>> Begin INPUT MATERIAL
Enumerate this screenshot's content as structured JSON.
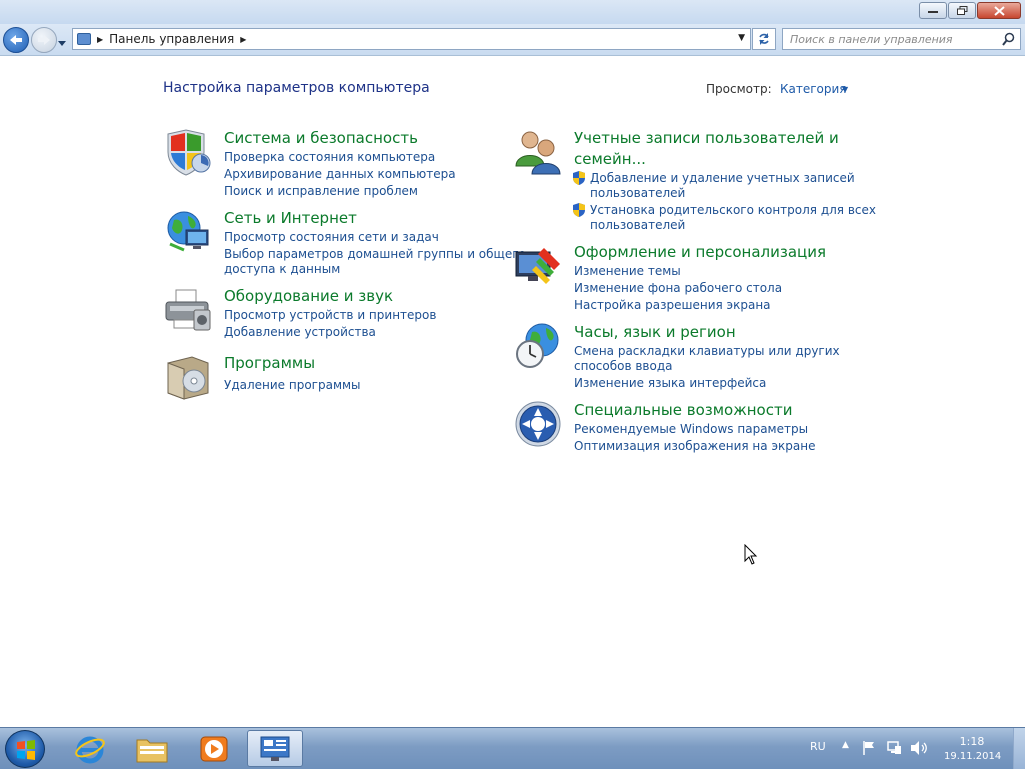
{
  "window": {
    "minimize_icon": "minimize-icon",
    "maximize_icon": "restore-icon",
    "close_icon": "close-icon"
  },
  "address": {
    "crumb": "Панель управления",
    "search_placeholder": "Поиск в панели управления"
  },
  "header": {
    "title": "Настройка параметров компьютера",
    "view_label": "Просмотр:",
    "view_value": "Категория"
  },
  "left_categories": [
    {
      "title": "Система и безопасность",
      "links": [
        "Проверка состояния компьютера",
        "Архивирование данных компьютера",
        "Поиск и исправление проблем"
      ]
    },
    {
      "title": "Сеть и Интернет",
      "links": [
        "Просмотр состояния сети и задач",
        "Выбор параметров домашней группы и общего",
        "доступа к данным"
      ]
    },
    {
      "title": "Оборудование и звук",
      "links": [
        "Просмотр устройств и принтеров",
        "Добавление устройства"
      ]
    },
    {
      "title": "Программы",
      "links": [
        "Удаление программы"
      ]
    }
  ],
  "right_categories": [
    {
      "title_line1": "Учетные записи пользователей и",
      "title_line2": "семейн...",
      "links": [
        "Добавление и удаление учетных записей",
        "пользователей",
        "Установка родительского контроля для всех",
        "пользователей"
      ]
    },
    {
      "title": "Оформление и персонализация",
      "links": [
        "Изменение темы",
        "Изменение фона рабочего стола",
        "Настройка разрешения экрана"
      ]
    },
    {
      "title": "Часы, язык и регион",
      "links": [
        "Смена раскладки клавиатуры или других",
        "способов ввода",
        "Изменение языка интерфейса"
      ]
    },
    {
      "title": "Специальные возможности",
      "links": [
        "Рекомендуемые Windows параметры",
        "Оптимизация изображения на экране"
      ]
    }
  ],
  "taskbar": {
    "lang": "RU",
    "time": "1:18",
    "date": "19.11.2014",
    "items": [
      "internet-explorer-icon",
      "explorer-folder-icon",
      "media-player-icon",
      "control-panel-icon"
    ]
  },
  "colors": {
    "category_title": "#0b7a2b",
    "link": "#1d4f91",
    "page_title": "#1e3287"
  }
}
>> End INPUT MATERIAL
--- EXERCISE BRIEF ---
Return each line where "пользователей" shows up.

--- FINAL RESULT ---
      "title_line1": "Учетные записи пользователей и",
        "пользователей",
        "пользователей"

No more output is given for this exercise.